====== EXTRACTED DATA ======

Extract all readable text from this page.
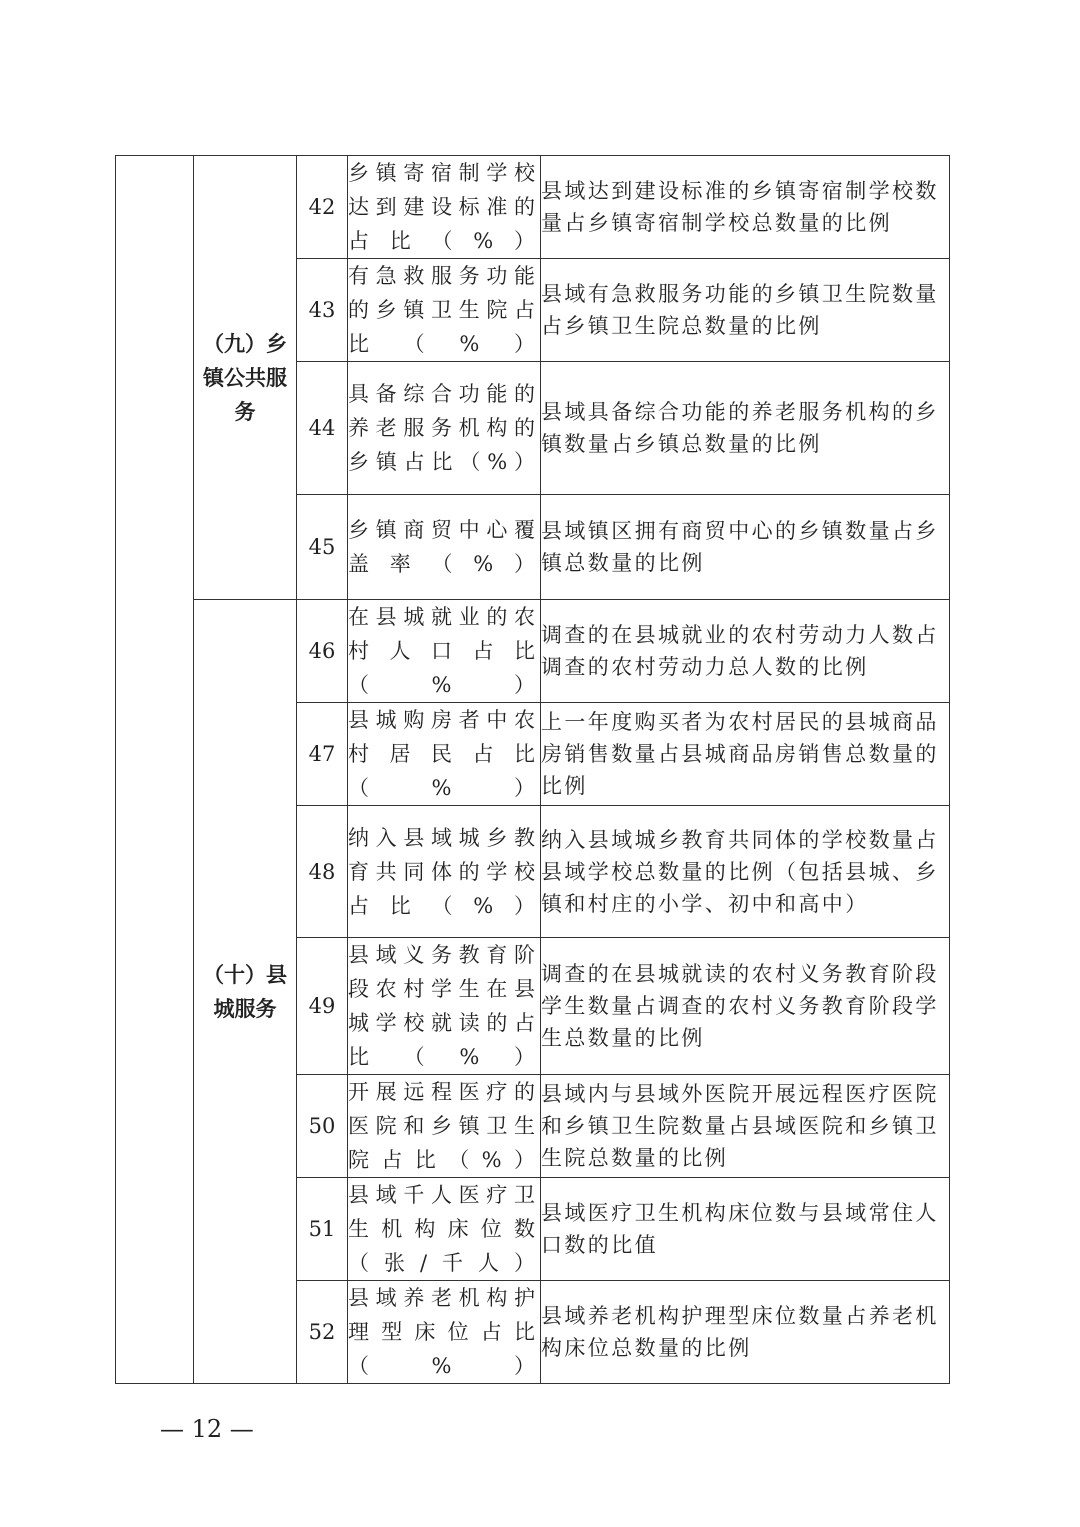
	（九）乡镇公共服务	42	乡镇寄宿制学校达到建设标准的占比（%）	县域达到建设标准的乡镇寄宿制学校数量占乡镇寄宿制学校总数量的比例
		43	有急救服务功能的乡镇卫生院占比（%）	县域有急救服务功能的乡镇卫生院数量占乡镇卫生院总数量的比例
		44	具备综合功能的养老服务机构的乡镇占比（%）	县域具备综合功能的养老服务机构的乡镇数量占乡镇总数量的比例
		45	乡镇商贸中心覆盖率（%）	县域镇区拥有商贸中心的乡镇数量占乡镇总数量的比例
	（十）县城服务	46	在县城就业的农村人口占比（%）	调查的在县城就业的农村劳动力人数占调查的农村劳动力总人数的比例
		47	县城购房者中农村居民占比（%）	上一年度购买者为农村居民的县城商品房销售数量占县城商品房销售总数量的比例
		48	纳入县域城乡教育共同体的学校占比（%）	纳入县域城乡教育共同体的学校数量占县域学校总数量的比例（包括县城、乡镇和村庄的小学、初中和高中）
		49	县域义务教育阶段农村学生在县城学校就读的占比（%）	调查的在县城就读的农村义务教育阶段学生数量占调查的农村义务教育阶段学生总数量的比例
		50	开展远程医疗的医院和乡镇卫生院占比（%）	县域内与县域外医院开展远程医疗医院和乡镇卫生院数量占县域医院和乡镇卫生院总数量的比例
		51	县域千人医疗卫生机构床位数（张/千人）	县域医疗卫生机构床位数与县域常住人口数的比值
		52	县域养老机构护理型床位占比（%）	县域养老机构护理型床位数量占养老机构床位总数量的比例
— 12 —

======

GIVEN PROBLEM: Go through the material above and print all of it exactly, except the pictures.

CORRECT OUTPUT:
Extract all readable text from this page.
	（九）乡镇公共服务	42	乡镇寄宿制学校达到建设标准的占比（%）	县域达到建设标准的乡镇寄宿制学校数量占乡镇寄宿制学校总数量的比例
		43	有急救服务功能的乡镇卫生院占比（%）	县域有急救服务功能的乡镇卫生院数量占乡镇卫生院总数量的比例
		44	具备综合功能的养老服务机构的乡镇占比（%）	县域具备综合功能的养老服务机构的乡镇数量占乡镇总数量的比例
		45	乡镇商贸中心覆盖率（%）	县域镇区拥有商贸中心的乡镇数量占乡镇总数量的比例
	（十）县城服务	46	在县城就业的农村人口占比（%）	调查的在县城就业的农村劳动力人数占调查的农村劳动力总人数的比例
		47	县城购房者中农村居民占比（%）	上一年度购买者为农村居民的县城商品房销售数量占县城商品房销售总数量的比例
		48	纳入县域城乡教育共同体的学校占比（%）	纳入县域城乡教育共同体的学校数量占县域学校总数量的比例（包括县城、乡镇和村庄的小学、初中和高中）
		49	县域义务教育阶段农村学生在县城学校就读的占比（%）	调查的在县城就读的农村义务教育阶段学生数量占调查的农村义务教育阶段学生总数量的比例
		50	开展远程医疗的医院和乡镇卫生院占比（%）	县域内与县域外医院开展远程医疗医院和乡镇卫生院数量占县域医院和乡镇卫生院总数量的比例
		51	县域千人医疗卫生机构床位数（张/千人）	县域医疗卫生机构床位数与县域常住人口数的比值
		52	县域养老机构护理型床位占比（%）	县域养老机构护理型床位数量占养老机构床位总数量的比例
— 12 —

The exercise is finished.